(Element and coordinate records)

========================================

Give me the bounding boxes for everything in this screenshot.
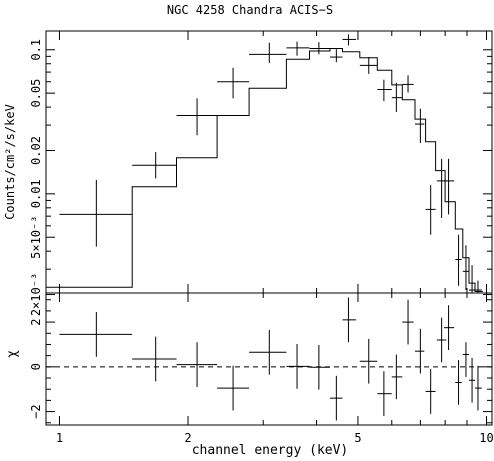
residual-point bbox=[391, 354, 403, 400]
residual-point bbox=[436, 317, 447, 363]
spectrum-ticks: 2×10⁻³ 5×10⁻³ 0.01 0.02 0.05 0.1 bbox=[29, 39, 492, 316]
residual-data-points bbox=[59, 297, 482, 421]
residual-point bbox=[377, 371, 392, 417]
spectrum-point bbox=[475, 280, 482, 293]
residuals-ticks: −2 0 2 bbox=[29, 299, 492, 424]
residual-point bbox=[132, 336, 177, 382]
spectrum-point bbox=[443, 158, 455, 215]
x-axis-label: channel energy (keV) bbox=[192, 443, 349, 458]
y-tick-label: 0.02 bbox=[29, 136, 43, 165]
residual-point bbox=[59, 312, 133, 357]
spectrum-point bbox=[462, 245, 470, 291]
residuals-panel: −2 0 2 bbox=[29, 292, 493, 426]
spectrum-point bbox=[402, 75, 414, 93]
residual-point bbox=[443, 305, 455, 351]
residuals-y-axis-label: χ bbox=[5, 350, 20, 358]
spectrum-point bbox=[469, 265, 476, 293]
y-tick-label: 0.01 bbox=[29, 179, 43, 208]
residual-point bbox=[425, 369, 436, 414]
spectrum-point bbox=[414, 108, 425, 144]
residual-point bbox=[286, 344, 310, 389]
spectrum-point bbox=[377, 79, 392, 102]
residual-point bbox=[475, 365, 482, 411]
spectrum-frame bbox=[45, 30, 493, 294]
residual-point bbox=[342, 297, 357, 343]
y-tick-label: 0.1 bbox=[29, 39, 43, 61]
residual-point bbox=[359, 338, 378, 384]
spectrum-point bbox=[132, 152, 177, 179]
y-tick-label: 5×10⁻³ bbox=[29, 216, 43, 259]
spectrum-panel: 2×10⁻³ 5×10⁻³ 0.01 0.02 0.05 0.1 bbox=[29, 30, 493, 316]
residual-point bbox=[414, 328, 425, 374]
residual-tick-label: −2 bbox=[29, 404, 43, 418]
spectrum-point bbox=[425, 185, 436, 235]
residual-point bbox=[309, 344, 330, 390]
residual-point bbox=[176, 342, 218, 387]
spectrum-point bbox=[359, 57, 378, 74]
residuals-frame bbox=[45, 292, 493, 426]
spectrum-point bbox=[217, 67, 250, 99]
residual-point bbox=[455, 360, 462, 405]
residual-tick-label: 0 bbox=[29, 363, 43, 370]
x-axis-ticks: 1 2 5 10 bbox=[56, 31, 494, 445]
spectrum-point bbox=[455, 234, 462, 286]
residual-point bbox=[402, 299, 414, 345]
spectrum-point bbox=[391, 82, 403, 112]
spectrum-point bbox=[286, 41, 310, 56]
spectrum-point bbox=[176, 98, 218, 136]
y-tick-label: 0.05 bbox=[29, 79, 43, 108]
spectrum-y-axis-label: Counts/cm²/s/keV bbox=[3, 104, 17, 220]
residual-point bbox=[329, 375, 343, 421]
spectrum-point bbox=[309, 42, 330, 55]
x-tick-label: 10 bbox=[479, 431, 493, 445]
spectrum-point bbox=[59, 179, 133, 247]
x-tick-label: 2 bbox=[184, 431, 191, 445]
chart-title: NGC 4258 Chandra ACIS−S bbox=[167, 3, 333, 17]
spectrum-point bbox=[329, 49, 343, 63]
x-tick-label: 5 bbox=[354, 431, 361, 445]
spectrum-point bbox=[249, 42, 287, 63]
spectrum-point bbox=[342, 34, 357, 46]
residual-point bbox=[469, 357, 476, 403]
x-tick-label: 1 bbox=[56, 431, 63, 445]
residual-tick-label: 2 bbox=[29, 318, 43, 325]
spectrum-data-points bbox=[59, 34, 482, 293]
model-curve-group bbox=[46, 48, 483, 292]
model-step-curve bbox=[46, 48, 483, 292]
y-tick-label: 2×10⁻³ bbox=[29, 273, 43, 316]
residual-point bbox=[249, 329, 287, 375]
residual-point bbox=[217, 365, 250, 411]
residual-point bbox=[462, 342, 470, 377]
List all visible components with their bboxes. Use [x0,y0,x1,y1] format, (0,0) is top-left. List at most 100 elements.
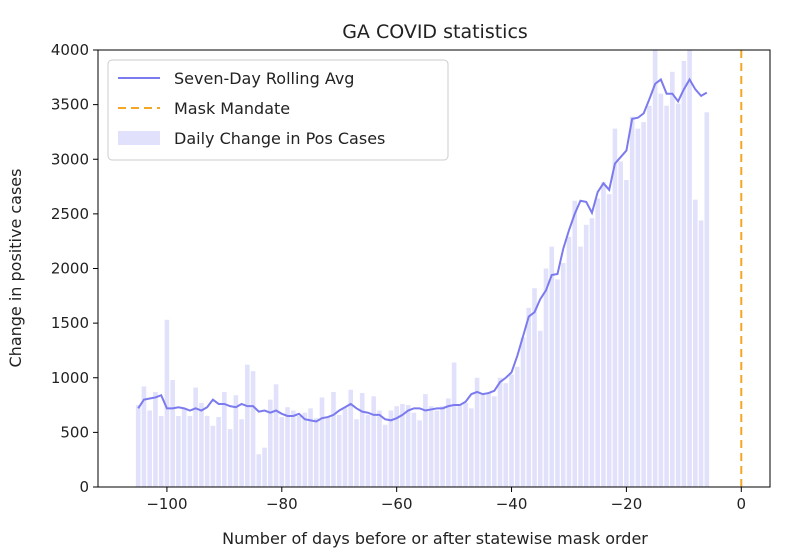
bar [428,406,434,487]
bar [451,362,457,487]
bar [492,396,497,487]
bar [532,288,537,487]
bar [583,224,589,488]
bar [687,50,692,487]
x-tick-label: −60 [381,495,413,513]
legend-box [107,59,449,161]
x-axis: −100 −80 −60 −40 −20 0 [146,487,746,513]
bar [181,408,187,487]
y-tick-label: 4000 [51,41,89,59]
bar [681,60,687,488]
bar [279,417,285,487]
bar [250,371,256,487]
bar [382,424,388,487]
bar [698,220,704,487]
bar [446,398,451,487]
bar [354,419,359,487]
bar [222,391,227,487]
bar [239,419,244,487]
x-tick-label: −80 [266,495,298,513]
y-tick-label: 2000 [51,260,89,278]
bar [693,199,698,488]
bar [474,377,480,487]
x-tick-label: 0 [737,495,747,513]
y-axis: 0 500 1000 1500 2000 2500 3000 3500 4000 [51,41,98,496]
bar [560,263,566,487]
bar [543,268,549,487]
bar [256,454,262,487]
bar [365,414,371,487]
bar [704,112,710,488]
y-tick-label: 1500 [51,314,89,332]
bar [509,374,514,487]
bar-series [135,50,710,488]
bar [153,391,158,487]
bar [652,50,658,487]
bar [388,410,394,487]
bar [624,180,629,487]
bar [187,415,193,487]
bar [469,408,474,487]
bar [566,236,572,487]
bar [457,405,463,487]
legend: Seven-Day Rolling Avg Mask Mandate Daily… [107,59,449,161]
x-tick-label: −20 [611,495,643,513]
bar [417,420,422,487]
bar [377,410,382,487]
y-tick-label: 500 [60,423,89,441]
bar [514,366,520,487]
bar [595,198,600,487]
bar [158,415,164,487]
bar [204,415,210,487]
bar [405,405,411,487]
bar [348,389,354,487]
bar [549,246,555,487]
bar [520,337,526,487]
bar [319,397,325,487]
bar [537,330,543,487]
bar [233,395,239,487]
bar [313,418,319,487]
bar [635,128,641,487]
rolling-average-line [137,77,708,423]
bar [618,161,623,487]
y-tick-label: 0 [79,478,89,496]
bar [641,122,646,488]
bar [325,417,331,487]
bar [290,410,296,487]
bar [296,415,302,487]
bar [193,387,198,487]
bar [302,412,308,487]
bar [170,379,175,487]
bar [176,415,181,487]
bar [675,103,681,487]
bar [359,393,365,487]
legend-label-daily-change: Daily Change in Pos Cases [174,129,385,148]
bar [164,319,170,487]
bar [606,194,612,487]
plot-area [97,49,771,488]
bar [578,246,583,487]
y-tick-label: 3000 [51,150,89,168]
bar [135,405,141,487]
bar [526,307,532,487]
bar [308,408,313,487]
bar [336,414,342,487]
bar [268,399,273,487]
bar [342,407,348,487]
bar [480,394,486,487]
bar [572,200,578,487]
bar [555,279,560,487]
legend-label-mask-mandate: Mask Mandate [174,99,290,118]
y-tick-label: 1000 [51,369,89,387]
bar [141,386,147,487]
bar [629,116,635,487]
bar [400,403,405,487]
bar [589,218,595,487]
x-tick-label: −40 [496,495,528,513]
bar [670,71,675,487]
bar [216,417,221,487]
x-tick-label: −100 [146,495,187,513]
bar [331,391,336,487]
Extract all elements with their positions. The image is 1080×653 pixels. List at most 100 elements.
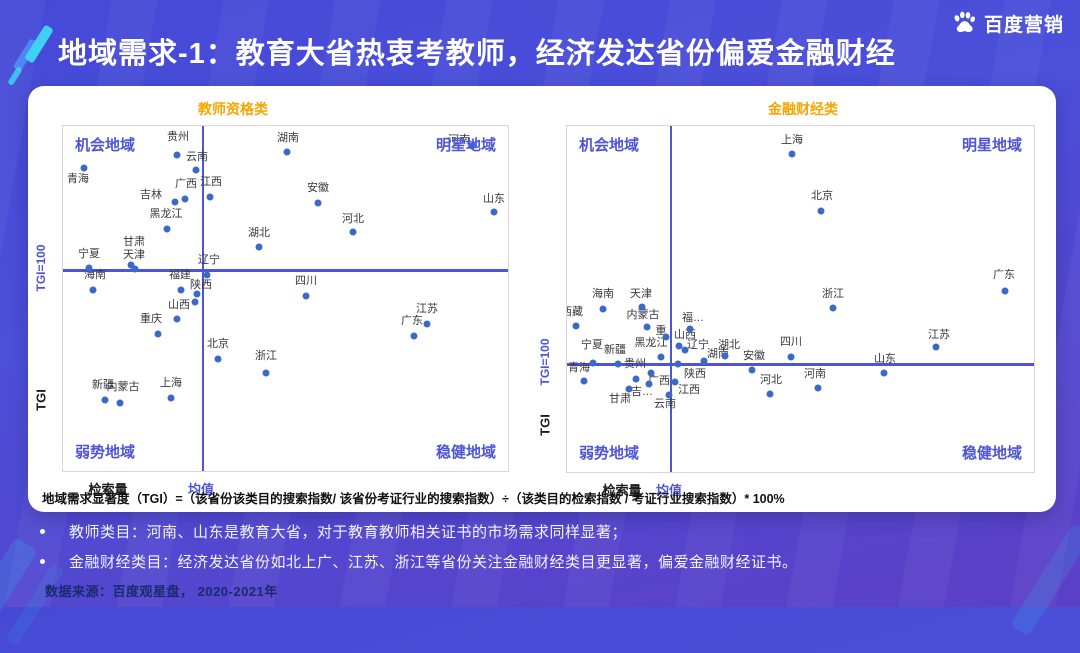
scatter-point-四川	[302, 292, 310, 300]
scatter-label: 山东	[874, 353, 896, 365]
scatter-point-甘肃	[127, 261, 135, 269]
scatter-point-内蒙古	[116, 399, 124, 407]
x-axis-label: 检索量	[88, 482, 128, 497]
scatter-point-安徽	[314, 199, 322, 207]
scatter-point-重庆	[173, 315, 181, 323]
scatter-label: 山西	[168, 299, 190, 311]
quadrant-label-star: 明星地域	[435, 137, 496, 154]
scatter-label: 甘肃	[609, 393, 631, 405]
scatter-label: 重庆	[140, 313, 162, 325]
scatter-point-湖北	[255, 243, 263, 251]
scatter-point-安徽	[748, 366, 756, 374]
bullet-item-finance: 金融财经类目：经济发达省份如北上广、江苏、浙江等省份关注金融财经类目更显著，偏爱…	[40, 551, 798, 572]
mean-vertical-line	[202, 126, 204, 471]
scatter-label: 宁夏	[581, 339, 603, 351]
scatter-label: 河南	[448, 134, 470, 146]
quadrant-label-weak: 弱势地域	[579, 445, 640, 462]
scatter-point-陕西	[674, 360, 682, 368]
scatter-label: 海南	[84, 269, 106, 281]
scatter-point-辽宁	[681, 346, 689, 354]
scatter-label: 江苏	[928, 329, 950, 341]
scatter-label: 河南	[804, 368, 826, 380]
scatter-point-天津	[131, 265, 139, 273]
scatter-label: 西藏	[567, 306, 583, 318]
logo-text: 百度营销	[983, 14, 1064, 36]
scatter-label: 辽宁	[198, 254, 220, 266]
scatter-label: 安徽	[307, 182, 329, 194]
scatter-point-广东	[1001, 287, 1009, 295]
scatter-label: 青海	[67, 173, 89, 185]
scatter-point-四川	[787, 353, 795, 361]
scatter-point-北京	[214, 355, 222, 363]
scatter-point-上海	[167, 394, 175, 402]
plot-area: 机会地域 明星地域 弱势地域 稳健地域 贵州 云南 青海 吉林 广西 江西 黑龙江 湖南 河南安…	[62, 125, 509, 472]
scatter-point-吉…	[645, 380, 653, 388]
mean-vertical-line	[670, 126, 672, 472]
scatter-label: 河北	[760, 374, 782, 386]
content-card: 教师资格类 机会地域 明星地域 弱势地域 稳健地域 贵州 云南 青海 吉林 广西 江西 黑龙…	[28, 86, 1056, 512]
scatter-point-黑龙江	[163, 225, 171, 233]
scatter-point-广西	[647, 369, 655, 377]
scatter-label: 湖北	[248, 227, 270, 239]
double-slash-icon	[7, 22, 60, 87]
scatter-label: 北京	[811, 190, 833, 202]
scatter-point-广东	[410, 332, 418, 340]
data-source: 数据来源：百度观星盘， 2020-2021年	[45, 584, 278, 599]
scatter-point-山西	[675, 342, 683, 350]
tgi-formula: 地域需求显著度（TGI）=（该省份该类目的搜索指数/ 该省份考证行业的搜索指数）…	[42, 492, 785, 506]
scatter-label: 云南	[654, 398, 676, 410]
scatter-label: 吉林	[140, 189, 162, 201]
x-mean-label: 均值	[187, 482, 215, 497]
y-reference-label: TGI=100	[538, 338, 552, 386]
scatter-point-北京	[817, 207, 825, 215]
scatter-point-江西	[206, 193, 214, 201]
bullet-text: 教师类目：河南、山东是教育大省，对于教育教师相关证书的市场需求同样显著；	[69, 524, 628, 541]
scatter-point-甘肃	[625, 385, 633, 393]
baidu-marketing-logo: 百度营销	[950, 9, 1064, 37]
scatter-point-福…	[686, 325, 694, 333]
quadrant-label-weak: 弱势地域	[75, 444, 136, 461]
bullet-item-teacher: 教师类目：河南、山东是教育大省，对于教育教师相关证书的市场需求同样显著；	[40, 521, 798, 542]
scatter-label: 上海	[781, 134, 803, 146]
scatter-label: 福建	[169, 269, 191, 281]
scatter-label: 黑龙江	[634, 337, 668, 349]
scatter-point-浙江	[262, 369, 270, 377]
scatter-label: 浙江	[822, 288, 844, 300]
x-axis-label: 检索量	[602, 483, 642, 498]
scatter-chart-finance: 金融财经类 机会地域 明星地域 弱势地域 稳健地域 上海北京广东浙江海南天津西藏…	[28, 86, 1056, 512]
scatter-label: 广西	[175, 178, 197, 190]
scatter-label: 山东	[483, 193, 505, 205]
scatter-label: 重	[655, 325, 667, 337]
scatter-label: 天津	[630, 288, 652, 300]
scatter-point-湖南	[283, 148, 291, 156]
scatter-point-西藏	[572, 322, 580, 330]
scatter-label: 浙江	[255, 350, 277, 362]
scatter-point-上海	[788, 150, 796, 158]
scatter-label: 广西	[648, 375, 670, 387]
scatter-point-云南	[665, 391, 673, 399]
scatter-label: 天津	[123, 249, 145, 261]
scatter-label: 内蒙古	[106, 381, 140, 393]
scatter-point-海南	[89, 286, 97, 294]
scatter-point-青海	[80, 164, 88, 172]
scatter-point-河北	[766, 390, 774, 398]
scatter-label: 内蒙古	[626, 309, 660, 321]
scatter-point-吉林	[171, 198, 179, 206]
baidu-paw-icon	[954, 11, 975, 33]
scatter-label: 黑龙江	[149, 208, 183, 220]
scatter-point-河南	[814, 384, 822, 392]
bullet-text: 金融财经类目：经济发达省份如北上广、江苏、浙江等省份关注金融财经类目更显著，偏爱…	[69, 554, 798, 571]
scatter-point-海南	[599, 305, 607, 313]
scatter-point-山西	[191, 298, 199, 306]
quadrant-label-steady: 稳健地域	[435, 444, 496, 461]
scatter-point-湖北	[721, 352, 729, 360]
scatter-label: 云南	[186, 151, 208, 163]
scatter-point-青海	[580, 377, 588, 385]
scatter-point-江西	[671, 378, 679, 386]
scatter-label: 上海	[160, 377, 182, 389]
scatter-point-广西	[181, 195, 189, 203]
chart-title: 教师资格类	[198, 101, 268, 117]
scatter-point-天津	[638, 303, 646, 311]
scatter-label: 河北	[342, 213, 364, 225]
scatter-point	[154, 330, 162, 338]
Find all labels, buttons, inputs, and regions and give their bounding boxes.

========================================

Stated goal: Rewrite everything from the line containing "bar [428,406,434,487]" down to the line containing "bar [296,415,302,487]" with "legend-box" swapped for "legend-panel". Leave every other part of those lines unchanged.

Final result:
bar [428,406,434,487]
bar [451,362,457,487]
bar [492,396,497,487]
bar [532,288,537,487]
bar [583,224,589,488]
bar [687,50,692,487]
x-tick-label: −60 [381,495,413,513]
legend-panel [107,59,449,161]
x-axis: −100 −80 −60 −40 −20 0 [146,487,746,513]
bar [181,408,187,487]
y-tick-label: 4000 [51,41,89,59]
bar [681,60,687,488]
bar [279,417,285,487]
bar [250,371,256,487]
bar [382,424,388,487]
bar [698,220,704,487]
bar [446,398,451,487]
bar [354,419,359,487]
bar [222,391,227,487]
bar [239,419,244,487]
x-tick-label: −80 [266,495,298,513]
y-tick-label: 2000 [51,260,89,278]
bar [693,199,698,488]
bar [474,377,480,487]
x-tick-label: 0 [737,495,747,513]
y-axis: 0 500 1000 1500 2000 2500 3000 3500 4000 [51,41,98,496]
bar [560,263,566,487]
bar [543,268,549,487]
bar [256,454,262,487]
bar [365,414,371,487]
bar [704,112,710,488]
y-tick-label: 1500 [51,314,89,332]
bar [509,374,514,487]
bar-series [135,50,710,488]
bar [153,391,158,487]
bar [652,50,658,487]
bar [388,410,394,487]
bar [624,180,629,487]
bar [187,415,193,487]
bar [469,408,474,487]
bar [566,236,572,487]
bar [457,405,463,487]
legend: Seven-Day Rolling Avg Mask Mandate Daily… [107,59,449,161]
x-tick-label: −20 [611,495,643,513]
bar [417,420,422,487]
bar [377,410,382,487]
y-tick-label: 500 [60,423,89,441]
bar [514,366,520,487]
bar [595,198,600,487]
bar [158,415,164,487]
bar [204,415,210,487]
bar [405,405,411,487]
bar [348,389,354,487]
bar [549,246,555,487]
bar [520,337,526,487]
bar [319,397,325,487]
bar [537,330,543,487]
bar [233,395,239,487]
bar [313,418,319,487]
bar [635,128,641,487]
rolling-average-line [137,77,708,423]
bar [618,161,623,487]
y-tick-label: 0 [79,478,89,496]
bar [641,122,646,488]
bar [325,417,331,487]
bar [290,410,296,487]
bar [296,415,302,487]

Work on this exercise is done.